Stored dataset items:
::::::::::
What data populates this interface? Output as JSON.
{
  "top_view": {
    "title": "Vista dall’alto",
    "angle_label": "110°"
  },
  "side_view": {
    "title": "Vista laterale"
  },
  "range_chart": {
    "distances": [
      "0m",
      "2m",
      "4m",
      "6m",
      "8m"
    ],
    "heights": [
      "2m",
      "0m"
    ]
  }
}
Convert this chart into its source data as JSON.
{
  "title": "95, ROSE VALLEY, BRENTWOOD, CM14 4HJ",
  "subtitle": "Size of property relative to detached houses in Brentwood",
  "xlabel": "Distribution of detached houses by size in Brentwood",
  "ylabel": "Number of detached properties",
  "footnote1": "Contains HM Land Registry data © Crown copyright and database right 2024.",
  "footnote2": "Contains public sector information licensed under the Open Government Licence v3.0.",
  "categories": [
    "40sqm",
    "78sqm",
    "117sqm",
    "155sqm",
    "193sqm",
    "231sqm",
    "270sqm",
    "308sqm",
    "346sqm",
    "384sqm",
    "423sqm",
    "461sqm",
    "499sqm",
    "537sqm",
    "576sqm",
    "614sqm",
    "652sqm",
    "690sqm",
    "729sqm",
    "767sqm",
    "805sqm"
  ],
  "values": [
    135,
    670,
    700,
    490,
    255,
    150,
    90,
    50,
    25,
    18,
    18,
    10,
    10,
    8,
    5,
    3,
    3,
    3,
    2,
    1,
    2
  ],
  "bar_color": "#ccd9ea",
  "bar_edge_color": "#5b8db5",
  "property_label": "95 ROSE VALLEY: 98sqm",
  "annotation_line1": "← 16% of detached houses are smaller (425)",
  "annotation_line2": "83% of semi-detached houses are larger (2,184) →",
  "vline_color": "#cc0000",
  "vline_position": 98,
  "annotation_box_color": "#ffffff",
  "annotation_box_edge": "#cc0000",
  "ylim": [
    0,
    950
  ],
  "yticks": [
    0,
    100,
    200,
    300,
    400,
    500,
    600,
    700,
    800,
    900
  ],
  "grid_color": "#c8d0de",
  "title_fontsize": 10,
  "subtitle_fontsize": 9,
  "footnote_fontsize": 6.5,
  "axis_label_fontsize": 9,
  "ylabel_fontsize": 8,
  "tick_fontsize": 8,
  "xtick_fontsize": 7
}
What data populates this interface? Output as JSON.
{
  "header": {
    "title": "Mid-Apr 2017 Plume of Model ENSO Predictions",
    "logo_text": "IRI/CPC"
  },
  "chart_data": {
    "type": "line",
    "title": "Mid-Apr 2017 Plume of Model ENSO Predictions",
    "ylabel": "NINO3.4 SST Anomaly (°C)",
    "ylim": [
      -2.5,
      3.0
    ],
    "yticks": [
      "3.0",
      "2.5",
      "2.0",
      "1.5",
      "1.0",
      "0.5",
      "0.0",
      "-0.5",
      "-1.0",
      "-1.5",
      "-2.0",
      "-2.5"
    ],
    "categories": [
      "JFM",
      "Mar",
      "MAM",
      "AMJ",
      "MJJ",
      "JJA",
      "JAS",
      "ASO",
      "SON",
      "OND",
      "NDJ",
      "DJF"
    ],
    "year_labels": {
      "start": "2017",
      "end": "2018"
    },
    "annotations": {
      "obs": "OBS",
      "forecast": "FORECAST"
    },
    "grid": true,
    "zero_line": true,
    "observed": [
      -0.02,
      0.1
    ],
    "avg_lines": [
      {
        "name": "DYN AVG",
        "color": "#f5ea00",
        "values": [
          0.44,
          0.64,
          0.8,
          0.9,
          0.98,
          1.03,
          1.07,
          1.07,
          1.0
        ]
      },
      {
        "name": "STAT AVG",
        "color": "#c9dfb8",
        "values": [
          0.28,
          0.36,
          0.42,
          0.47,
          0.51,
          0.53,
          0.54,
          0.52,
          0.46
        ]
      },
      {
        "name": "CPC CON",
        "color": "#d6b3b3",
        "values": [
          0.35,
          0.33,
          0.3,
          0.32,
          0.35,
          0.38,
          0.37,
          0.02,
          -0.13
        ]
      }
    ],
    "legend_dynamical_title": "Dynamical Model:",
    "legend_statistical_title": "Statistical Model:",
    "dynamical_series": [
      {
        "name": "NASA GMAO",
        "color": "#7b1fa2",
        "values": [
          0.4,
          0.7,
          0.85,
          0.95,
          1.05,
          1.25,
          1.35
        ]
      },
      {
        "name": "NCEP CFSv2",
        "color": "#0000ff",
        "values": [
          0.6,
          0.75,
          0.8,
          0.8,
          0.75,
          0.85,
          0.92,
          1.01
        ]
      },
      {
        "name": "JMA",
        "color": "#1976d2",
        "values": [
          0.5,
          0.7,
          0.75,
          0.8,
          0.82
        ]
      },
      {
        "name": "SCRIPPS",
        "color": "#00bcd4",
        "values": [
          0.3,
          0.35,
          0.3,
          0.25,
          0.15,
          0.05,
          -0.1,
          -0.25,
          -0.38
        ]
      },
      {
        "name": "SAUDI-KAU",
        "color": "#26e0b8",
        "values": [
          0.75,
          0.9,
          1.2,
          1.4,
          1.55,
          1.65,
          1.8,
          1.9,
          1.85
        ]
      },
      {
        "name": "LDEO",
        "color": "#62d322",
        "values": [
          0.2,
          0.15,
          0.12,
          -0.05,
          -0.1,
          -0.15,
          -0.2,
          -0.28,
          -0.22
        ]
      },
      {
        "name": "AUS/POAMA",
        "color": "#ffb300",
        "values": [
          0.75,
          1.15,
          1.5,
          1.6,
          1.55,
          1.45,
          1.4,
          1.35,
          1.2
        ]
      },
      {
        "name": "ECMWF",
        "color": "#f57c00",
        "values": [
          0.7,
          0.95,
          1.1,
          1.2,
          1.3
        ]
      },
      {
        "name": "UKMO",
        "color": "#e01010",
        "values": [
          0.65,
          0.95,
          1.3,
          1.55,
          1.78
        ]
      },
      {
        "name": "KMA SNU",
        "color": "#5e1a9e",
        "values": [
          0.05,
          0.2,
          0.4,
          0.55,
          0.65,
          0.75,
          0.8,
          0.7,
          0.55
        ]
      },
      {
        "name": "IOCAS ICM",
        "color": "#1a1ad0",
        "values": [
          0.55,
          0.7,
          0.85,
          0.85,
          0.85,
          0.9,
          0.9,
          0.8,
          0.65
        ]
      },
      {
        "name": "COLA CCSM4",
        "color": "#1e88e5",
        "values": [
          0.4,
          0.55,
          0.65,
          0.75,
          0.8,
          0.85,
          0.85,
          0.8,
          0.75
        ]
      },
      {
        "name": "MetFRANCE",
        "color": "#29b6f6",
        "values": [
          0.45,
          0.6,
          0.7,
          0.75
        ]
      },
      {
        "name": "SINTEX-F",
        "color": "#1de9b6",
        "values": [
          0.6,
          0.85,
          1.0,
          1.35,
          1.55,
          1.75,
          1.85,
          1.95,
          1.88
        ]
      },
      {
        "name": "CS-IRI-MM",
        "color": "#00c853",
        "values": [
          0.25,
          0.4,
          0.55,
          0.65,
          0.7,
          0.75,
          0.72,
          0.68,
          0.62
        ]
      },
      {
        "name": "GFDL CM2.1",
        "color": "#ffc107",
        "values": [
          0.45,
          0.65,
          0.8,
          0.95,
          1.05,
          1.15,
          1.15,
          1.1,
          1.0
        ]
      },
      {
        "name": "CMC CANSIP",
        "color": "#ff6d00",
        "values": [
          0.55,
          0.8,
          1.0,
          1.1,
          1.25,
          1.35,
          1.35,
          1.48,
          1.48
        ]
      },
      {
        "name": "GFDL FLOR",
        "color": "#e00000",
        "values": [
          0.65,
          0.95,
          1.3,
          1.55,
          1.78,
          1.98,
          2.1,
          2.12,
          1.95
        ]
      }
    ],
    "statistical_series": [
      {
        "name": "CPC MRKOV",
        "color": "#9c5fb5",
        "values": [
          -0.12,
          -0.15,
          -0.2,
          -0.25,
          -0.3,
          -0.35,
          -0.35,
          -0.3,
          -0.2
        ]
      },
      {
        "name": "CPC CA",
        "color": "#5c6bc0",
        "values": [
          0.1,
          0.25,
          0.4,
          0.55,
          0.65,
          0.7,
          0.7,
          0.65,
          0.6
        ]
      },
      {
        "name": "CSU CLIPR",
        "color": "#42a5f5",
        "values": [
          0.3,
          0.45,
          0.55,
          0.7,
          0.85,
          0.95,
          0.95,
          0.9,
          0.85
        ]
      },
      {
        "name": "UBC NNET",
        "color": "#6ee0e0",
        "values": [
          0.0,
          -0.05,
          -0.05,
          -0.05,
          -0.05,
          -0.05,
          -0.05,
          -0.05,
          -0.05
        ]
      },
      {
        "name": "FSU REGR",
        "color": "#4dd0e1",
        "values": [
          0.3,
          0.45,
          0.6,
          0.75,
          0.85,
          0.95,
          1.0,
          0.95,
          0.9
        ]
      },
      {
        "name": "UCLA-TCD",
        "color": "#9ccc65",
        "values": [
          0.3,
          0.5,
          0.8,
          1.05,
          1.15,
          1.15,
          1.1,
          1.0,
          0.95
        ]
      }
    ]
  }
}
::::::::::
Problem
Every line of the listing that holds "VALLEY" should be found and copied.

Answer to this task
  "title": "95, ROSE VALLEY, BRENTWOOD, CM14 4HJ",
  "property_label": "95 ROSE VALLEY: 98sqm",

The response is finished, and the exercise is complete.